Copy out the listing that follows, exactly, without its pictures.

(Items from a figure collection)

--*--

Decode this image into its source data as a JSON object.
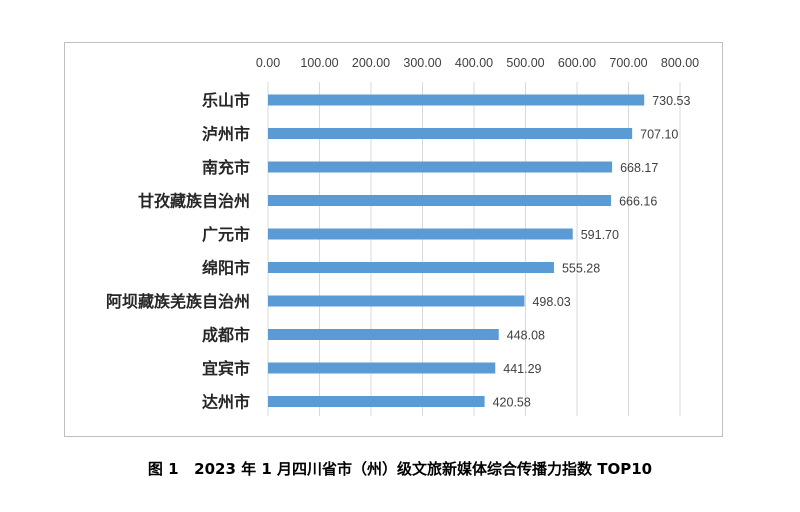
{
  "caption": "图 1   2023 年 1 月四川省市（州）级文旅新媒体综合传播力指数 TOP10",
  "chart_data": {
    "type": "bar",
    "orientation": "horizontal",
    "categories": [
      "乐山市",
      "泸州市",
      "南充市",
      "甘孜藏族自治州",
      "广元市",
      "绵阳市",
      "阿坝藏族羌族自治州",
      "成都市",
      "宜宾市",
      "达州市"
    ],
    "values": [
      730.53,
      707.1,
      668.17,
      666.16,
      591.7,
      555.28,
      498.03,
      448.08,
      441.29,
      420.58
    ],
    "value_labels": [
      "730.53",
      "707.10",
      "668.17",
      "666.16",
      "591.70",
      "555.28",
      "498.03",
      "448.08",
      "441.29",
      "420.58"
    ],
    "x_ticks": [
      "0.00",
      "100.00",
      "200.00",
      "300.00",
      "400.00",
      "500.00",
      "600.00",
      "700.00",
      "800.00"
    ],
    "xlim": [
      0,
      800
    ],
    "axis_position": "top",
    "grid": true,
    "legend": "none",
    "bar_color": "#5b9bd5",
    "grid_color": "#d9d9d9",
    "title": "",
    "xlabel": "",
    "ylabel": ""
  }
}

--*--

→ EXERCISE SOLUTION:
Decode this image into its source data as a JSON object.
{
  "caption": "图 1   2023 年 1 月四川省市（州）级文旅新媒体综合传播力指数 TOP10",
  "chart_data": {
    "type": "bar",
    "orientation": "horizontal",
    "categories": [
      "乐山市",
      "泸州市",
      "南充市",
      "甘孜藏族自治州",
      "广元市",
      "绵阳市",
      "阿坝藏族羌族自治州",
      "成都市",
      "宜宾市",
      "达州市"
    ],
    "values": [
      730.53,
      707.1,
      668.17,
      666.16,
      591.7,
      555.28,
      498.03,
      448.08,
      441.29,
      420.58
    ],
    "value_labels": [
      "730.53",
      "707.10",
      "668.17",
      "666.16",
      "591.70",
      "555.28",
      "498.03",
      "448.08",
      "441.29",
      "420.58"
    ],
    "x_ticks": [
      "0.00",
      "100.00",
      "200.00",
      "300.00",
      "400.00",
      "500.00",
      "600.00",
      "700.00",
      "800.00"
    ],
    "xlim": [
      0,
      800
    ],
    "axis_position": "top",
    "grid": true,
    "legend": "none",
    "bar_color": "#5b9bd5",
    "grid_color": "#d9d9d9",
    "title": "",
    "xlabel": "",
    "ylabel": ""
  }
}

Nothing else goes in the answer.